* _EXERCISE AIM_: Return the entries below verbatim. Pictures stay out.

* _DATA SHOWN_:

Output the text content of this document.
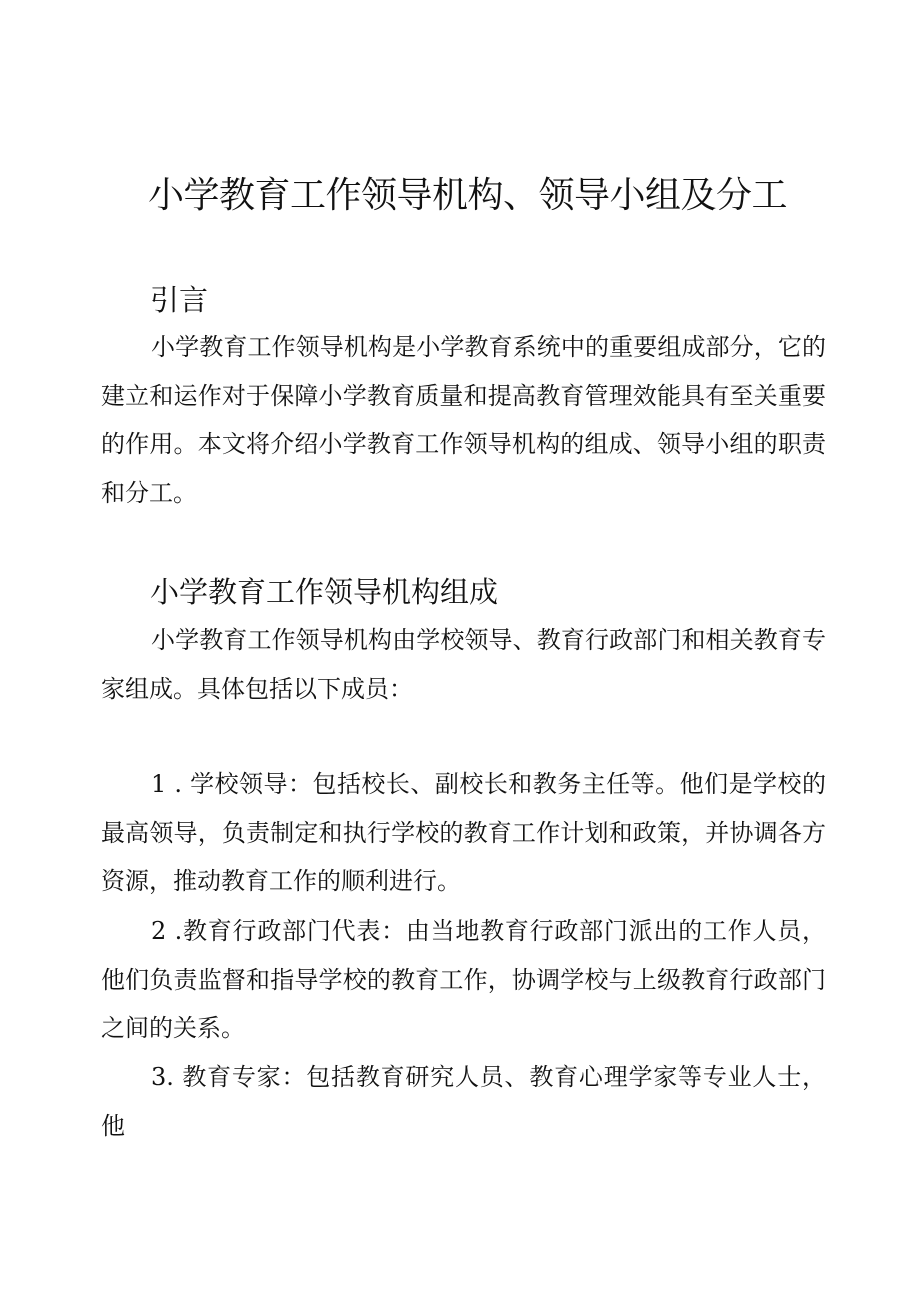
小学教育工作领导机构、领导小组及分工
引言

小学教育工作领导机构是小学教育系统中的重要组成部分，它的建立和运作对于保障小学教育质量和提高教育管理效能具有至关重要的作用。本文将介绍小学教育工作领导机构的组成、领导小组的职责和分工。

小学教育工作领导机构组成

小学教育工作领导机构由学校领导、教育行政部门和相关教育专家组成。具体包括以下成员：

1 . 学校领导：包括校长、副校长和教务主任等。他们是学校的最高领导，负责制定和执行学校的教育工作计划和政策，并协调各方资源，推动教育工作的顺利进行。

2 .教育行政部门代表：由当地教育行政部门派出的工作人员，他们负责监督和指导学校的教育工作，协调学校与上级教育行政部门之间的关系。

3. 教育专家：包括教育研究人员、教育心理学家等专业人士，他
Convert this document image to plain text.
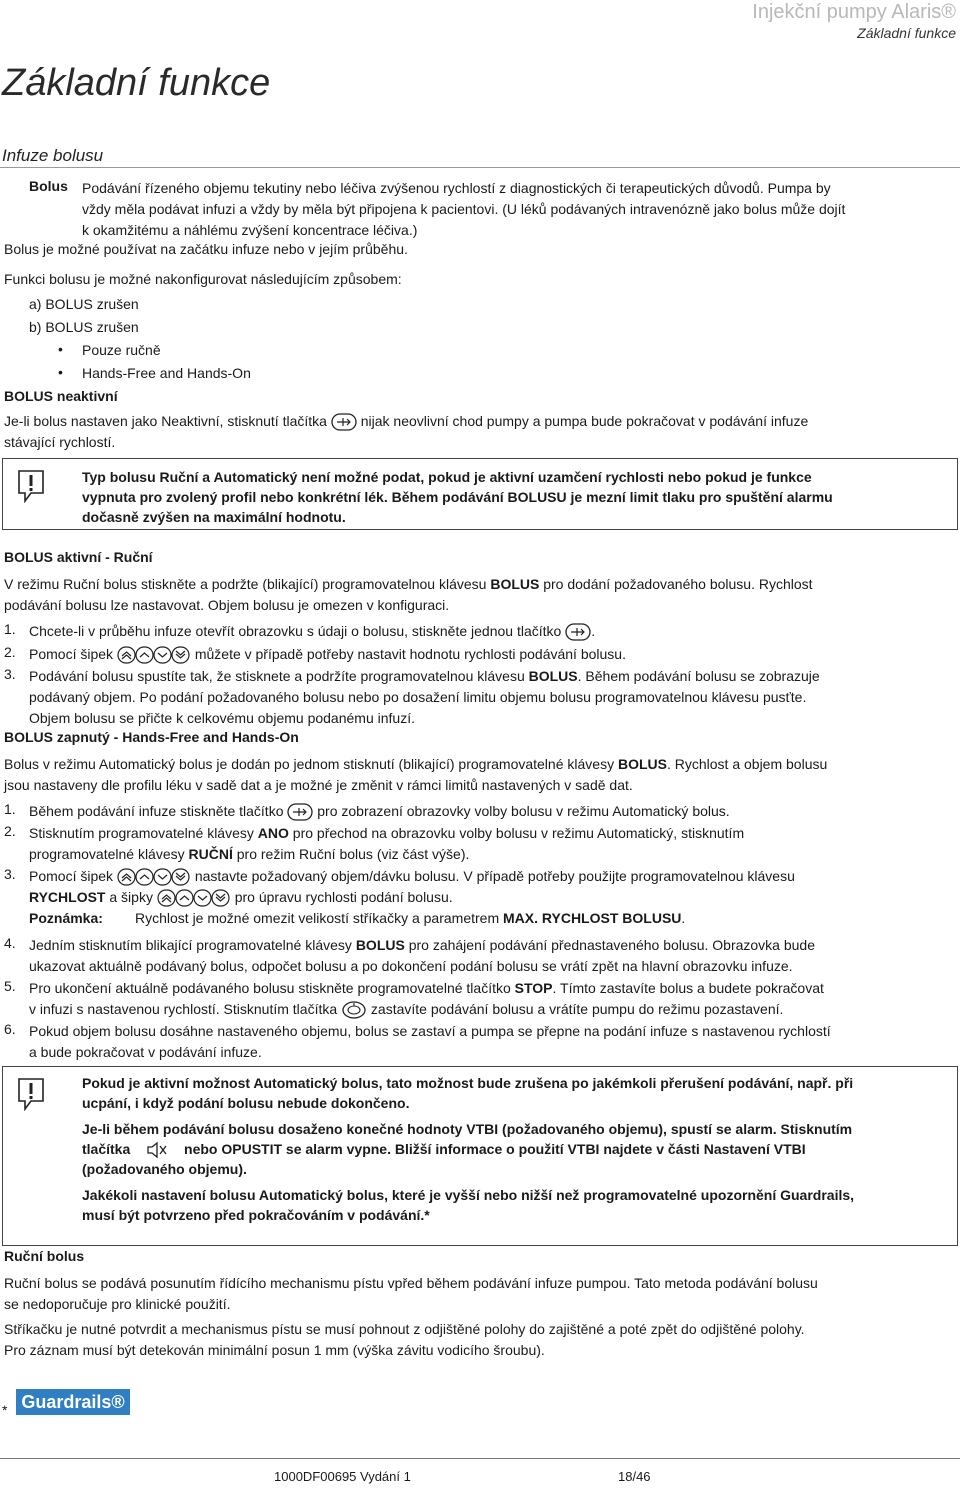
Injekční pumpy Alaris®
Základní funkce
Základní funkce
Infuze bolusu
Bolus Podávání řízeného objemu tekutiny nebo léčiva zvýšenou rychlostí z diagnostických či terapeutických důvodů. Pumpa by
vždy měla podávat infuzi a vždy by měla být připojena k pacientovi. (U léků podávaných intravenózně jako bolus může dojít
k okamžitému a náhlému zvýšení koncentrace léčiva.)
Bolus je možné používat na začátku infuze nebo v jejím průběhu.
Funkci bolusu je možné nakonfigurovat následujícím způsobem:
a) BOLUS zrušen
b) BOLUS zrušen
• Pouze ručně
• Hands-Free and Hands-On
BOLUS neaktivní
Je-li bolus nastaven jako Neaktivní, stisknutí tlačítka nijak neovlivní chod pumpy a pumpa bude pokračovat v podávání infuze
stávající rychlostí.
Typ bolusu Ruční a Automatický není možné podat, pokud je aktivní uzamčení rychlosti nebo pokud je funkce
vypnuta pro zvolený profil nebo konkrétní lék. Během podávání BOLUSU je mezní limit tlaku pro spuštění alarmu
dočasně zvýšen na maximální hodnotu.
BOLUS aktivní - Ruční
V režimu Ruční bolus stiskněte a podržte (blikající) programovatelnou klávesu BOLUS pro dodání požadovaného bolusu. Rychlost
podávání bolusu lze nastavovat. Objem bolusu je omezen v konfiguraci.
1. Chcete-li v průběhu infuze otevřít obrazovku s údaji o bolusu, stiskněte jednou tlačítko .
2. Pomocí šipek	můžete v případě potřeby nastavit hodnotu rychlosti podávání bolusu.
3. Podávání bolusu spustíte tak, že stisknete a podržíte programovatelnou klávesu BOLUS. Během podávání bolusu se zobrazuje
podávaný objem. Po podání požadovaného bolusu nebo po dosažení limitu objemu bolusu programovatelnou klávesu pusťte.
Objem bolusu se přičte k celkovému objemu podanému infuzí.
BOLUS zapnutý - Hands-Free and Hands-On
Bolus v režimu Automatický bolus je dodán po jednom stisknutí (blikající) programovatelné klávesy BOLUS. Rychlost a objem bolusu
jsou nastaveny dle profilu léku v sadě dat a je možné je změnit v rámci limitů nastavených v sadě dat.
1. Během podávání infuze stiskněte tlačítko pro zobrazení obrazovky volby bolusu v režimu Automatický bolus.
2. Stisknutím programovatelné klávesy ANO pro přechod na obrazovku volby bolusu v režimu Automatický, stisknutím
programovatelné klávesy RUČNÍ pro režim Ruční bolus (viz část výše).
3. Pomocí šipek	nastavte požadovaný objem/dávku bolusu. V případě potřeby použijte programovatelnou klávesu
RYCHLOST a šipky	pro úpravu rychlosti podání bolusu.
Poznámka: Rychlost je možné omezit velikostí stříkačky a parametrem MAX. RYCHLOST BOLUSU.
4. Jedním stisknutím blikající programovatelné klávesy BOLUS pro zahájení podávání přednastaveného bolusu. Obrazovka bude
ukazovat aktuálně podávaný bolus, odpočet bolusu a po dokončení podání bolusu se vrátí zpět na hlavní obrazovku infuze.
5. Pro ukončení aktuálně podávaného bolusu stiskněte programovatelné tlačítko STOP. Tímto zastavíte bolus a budete pokračovat
v infuzi s nastavenou rychlostí. Stisknutím tlačítka zastavíte podávání bolusu a vrátíte pumpu do režimu pozastavení.
6. Pokud objem bolusu dosáhne nastaveného objemu, bolus se zastaví a pumpa se přepne na podání infuze s nastavenou rychlostí
a bude pokračovat v podávání infuze.
Pokud je aktivní možnost Automatický bolus, tato možnost bude zrušena po jakémkoli přerušení podávání, např. při
ucpání, i když podání bolusu nebude dokončeno.
Je-li během podávání bolusu dosaženo konečné hodnoty VTBI (požadovaného objemu), spustí se alarm. Stisknutím
tlačítka	nebo OPUSTIT se alarm vypne. Bližší informace o použití VTBI najdete v části Nastavení VTBI
(požadovaného objemu).
Jakékoli nastavení bolusu Automatický bolus, které je vyšší nebo nižší než programovatelné upozornění Guardrails,
musí být potvrzeno před pokračováním v podávání.*
Ruční bolus
Ruční bolus se podává posunutím řídícího mechanismu pístu vpřed během podávání infuze pumpou. Tato metoda podávání bolusu
se nedoporučuje pro klinické použití.
Stříkačku je nutné potvrdit a mechanismus pístu se musí pohnout z odjištěné polohy do zajištěné a poté zpět do odjištěné polohy.
Pro záznam musí být detekován minimální posun 1 mm (výška závitu vodicího šroubu).
* Guardrails®
1000DF00695 Vydání 1	18/46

* _TASK SOLUTION_:
Output the text content of this document.
小学教育工作领导机构、领导小组及分工
引言

小学教育工作领导机构是小学教育系统中的重要组成部分，它的建立和运作对于保障小学教育质量和提高教育管理效能具有至关重要的作用。本文将介绍小学教育工作领导机构的组成、领导小组的职责和分工。

小学教育工作领导机构组成

小学教育工作领导机构由学校领导、教育行政部门和相关教育专家组成。具体包括以下成员：

1 . 学校领导：包括校长、副校长和教务主任等。他们是学校的最高领导，负责制定和执行学校的教育工作计划和政策，并协调各方资源，推动教育工作的顺利进行。

2 .教育行政部门代表：由当地教育行政部门派出的工作人员，他们负责监督和指导学校的教育工作，协调学校与上级教育行政部门之间的关系。

3. 教育专家：包括教育研究人员、教育心理学家等专业人士，他
Convert this document image to plain text.
Injekční pumpy Alaris®
Základní funkce
Základní funkce
Infuze bolusu
Bolus Podávání řízeného objemu tekutiny nebo léčiva zvýšenou rychlostí z diagnostických či terapeutických důvodů. Pumpa by
vždy měla podávat infuzi a vždy by měla být připojena k pacientovi. (U léků podávaných intravenózně jako bolus může dojít
k okamžitému a náhlému zvýšení koncentrace léčiva.)
Bolus je možné používat na začátku infuze nebo v jejím průběhu.
Funkci bolusu je možné nakonfigurovat následujícím způsobem:
a) BOLUS zrušen
b) BOLUS zrušen
• Pouze ručně
• Hands-Free and Hands-On
BOLUS neaktivní
Je-li bolus nastaven jako Neaktivní, stisknutí tlačítka nijak neovlivní chod pumpy a pumpa bude pokračovat v podávání infuze
stávající rychlostí.
Typ bolusu Ruční a Automatický není možné podat, pokud je aktivní uzamčení rychlosti nebo pokud je funkce
vypnuta pro zvolený profil nebo konkrétní lék. Během podávání BOLUSU je mezní limit tlaku pro spuštění alarmu
dočasně zvýšen na maximální hodnotu.
BOLUS aktivní - Ruční
V režimu Ruční bolus stiskněte a podržte (blikající) programovatelnou klávesu BOLUS pro dodání požadovaného bolusu. Rychlost
podávání bolusu lze nastavovat. Objem bolusu je omezen v konfiguraci.
1. Chcete-li v průběhu infuze otevřít obrazovku s údaji o bolusu, stiskněte jednou tlačítko .
2. Pomocí šipek	můžete v případě potřeby nastavit hodnotu rychlosti podávání bolusu.
3. Podávání bolusu spustíte tak, že stisknete a podržíte programovatelnou klávesu BOLUS. Během podávání bolusu se zobrazuje
podávaný objem. Po podání požadovaného bolusu nebo po dosažení limitu objemu bolusu programovatelnou klávesu pusťte.
Objem bolusu se přičte k celkovému objemu podanému infuzí.
BOLUS zapnutý - Hands-Free and Hands-On
Bolus v režimu Automatický bolus je dodán po jednom stisknutí (blikající) programovatelné klávesy BOLUS. Rychlost a objem bolusu
jsou nastaveny dle profilu léku v sadě dat a je možné je změnit v rámci limitů nastavených v sadě dat.
1. Během podávání infuze stiskněte tlačítko pro zobrazení obrazovky volby bolusu v režimu Automatický bolus.
2. Stisknutím programovatelné klávesy ANO pro přechod na obrazovku volby bolusu v režimu Automatický, stisknutím
programovatelné klávesy RUČNÍ pro režim Ruční bolus (viz část výše).
3. Pomocí šipek	nastavte požadovaný objem/dávku bolusu. V případě potřeby použijte programovatelnou klávesu
RYCHLOST a šipky	pro úpravu rychlosti podání bolusu.
Poznámka: Rychlost je možné omezit velikostí stříkačky a parametrem MAX. RYCHLOST BOLUSU.
4. Jedním stisknutím blikající programovatelné klávesy BOLUS pro zahájení podávání přednastaveného bolusu. Obrazovka bude
ukazovat aktuálně podávaný bolus, odpočet bolusu a po dokončení podání bolusu se vrátí zpět na hlavní obrazovku infuze.
5. Pro ukončení aktuálně podávaného bolusu stiskněte programovatelné tlačítko STOP. Tímto zastavíte bolus a budete pokračovat
v infuzi s nastavenou rychlostí. Stisknutím tlačítka zastavíte podávání bolusu a vrátíte pumpu do režimu pozastavení.
6. Pokud objem bolusu dosáhne nastaveného objemu, bolus se zastaví a pumpa se přepne na podání infuze s nastavenou rychlostí
a bude pokračovat v podávání infuze.
Pokud je aktivní možnost Automatický bolus, tato možnost bude zrušena po jakémkoli přerušení podávání, např. při
ucpání, i když podání bolusu nebude dokončeno.
Je-li během podávání bolusu dosaženo konečné hodnoty VTBI (požadovaného objemu), spustí se alarm. Stisknutím
tlačítka	nebo OPUSTIT se alarm vypne. Bližší informace o použití VTBI najdete v části Nastavení VTBI
(požadovaného objemu).
Jakékoli nastavení bolusu Automatický bolus, které je vyšší nebo nižší než programovatelné upozornění Guardrails,
musí být potvrzeno před pokračováním v podávání.*
Ruční bolus
Ruční bolus se podává posunutím řídícího mechanismu pístu vpřed během podávání infuze pumpou. Tato metoda podávání bolusu
se nedoporučuje pro klinické použití.
Stříkačku je nutné potvrdit a mechanismus pístu se musí pohnout z odjištěné polohy do zajištěné a poté zpět do odjištěné polohy.
Pro záznam musí být detekován minimální posun 1 mm (výška závitu vodicího šroubu).
* Guardrails®
1000DF00695 Vydání 1	18/46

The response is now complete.